> Task objective:
Without the pictures, write out all the lines below exactly as they appear.

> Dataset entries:
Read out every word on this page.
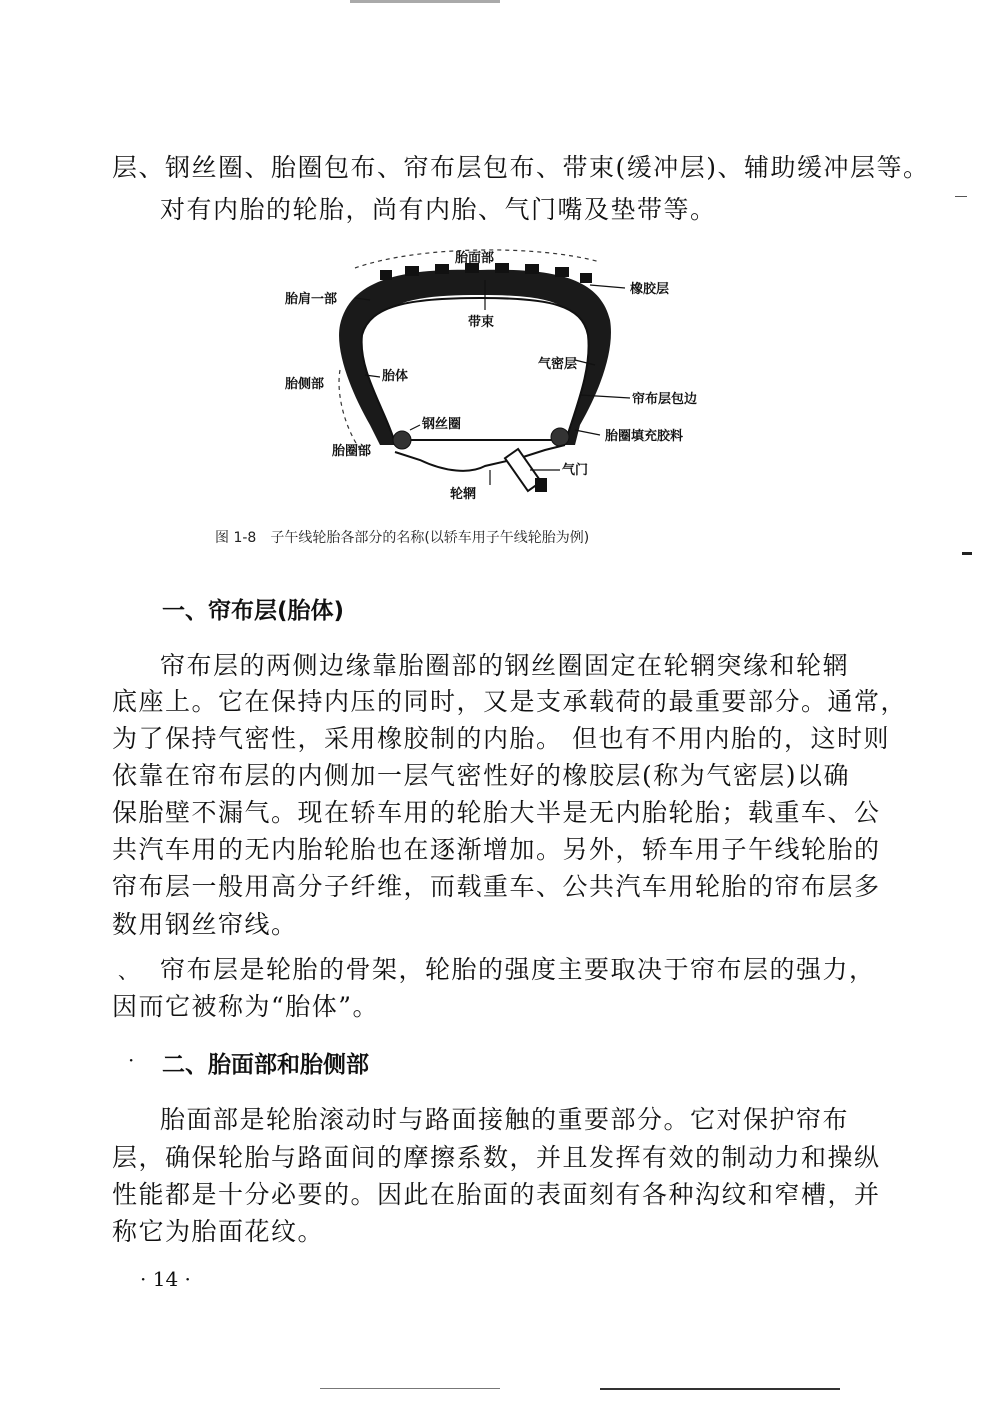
层、钢丝圈、胎圈包布、帘布层包布、带束(缓冲层)、辅助缓冲层等。
对有内胎的轮胎，尚有内胎、气门嘴及垫带等。
胎面部
橡胶层
胎肩一部
带束
气密层
胎侧部
胎体
帘布层包边
钢丝圈
胎圈填充胶料
胎圈部
气门
轮辋
图 1-8　子午线轮胎各部分的名称(以轿车用子午线轮胎为例)
一、帘布层(胎体)
帘布层的两侧边缘靠胎圈部的钢丝圈固定在轮辋突缘和轮辋
底座上。它在保持内压的同时，又是支承载荷的最重要部分。通常，
为了保持气密性，采用橡胶制的内胎。 但也有不用内胎的，这时则
依靠在帘布层的内侧加一层气密性好的橡胶层(称为气密层)以确
保胎壁不漏气。现在轿车用的轮胎大半是无内胎轮胎；载重车、公
共汽车用的无内胎轮胎也在逐渐增加。另外，轿车用子午线轮胎的
帘布层一般用高分子纤维，而载重车、公共汽车用轮胎的帘布层多
数用钢丝帘线。
、 帘布层是轮胎的骨架，轮胎的强度主要取决于帘布层的强力，
因而它被称为“胎体”。
· 二、胎面部和胎侧部
胎面部是轮胎滚动时与路面接触的重要部分。它对保护帘布
层，确保轮胎与路面间的摩擦系数，并且发挥有效的制动力和操纵
性能都是十分必要的。因此在胎面的表面刻有各种沟纹和窄槽，并
称它为胎面花纹。
· 14 ·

> Correct answer:
Read out every word on this page.
层、钢丝圈、胎圈包布、帘布层包布、带束(缓冲层)、辅助缓冲层等。
对有内胎的轮胎，尚有内胎、气门嘴及垫带等。
胎面部
橡胶层
胎肩一部
带束
气密层
胎侧部
胎体
帘布层包边
钢丝圈
胎圈填充胶料
胎圈部
气门
轮辋
图 1-8　子午线轮胎各部分的名称(以轿车用子午线轮胎为例)
一、帘布层(胎体)
帘布层的两侧边缘靠胎圈部的钢丝圈固定在轮辋突缘和轮辋
底座上。它在保持内压的同时，又是支承载荷的最重要部分。通常，
为了保持气密性，采用橡胶制的内胎。 但也有不用内胎的，这时则
依靠在帘布层的内侧加一层气密性好的橡胶层(称为气密层)以确
保胎壁不漏气。现在轿车用的轮胎大半是无内胎轮胎；载重车、公
共汽车用的无内胎轮胎也在逐渐增加。另外，轿车用子午线轮胎的
帘布层一般用高分子纤维，而载重车、公共汽车用轮胎的帘布层多
数用钢丝帘线。
、 帘布层是轮胎的骨架，轮胎的强度主要取决于帘布层的强力，
因而它被称为“胎体”。
· 二、胎面部和胎侧部
胎面部是轮胎滚动时与路面接触的重要部分。它对保护帘布
层，确保轮胎与路面间的摩擦系数，并且发挥有效的制动力和操纵
性能都是十分必要的。因此在胎面的表面刻有各种沟纹和窄槽，并
称它为胎面花纹。
· 14 ·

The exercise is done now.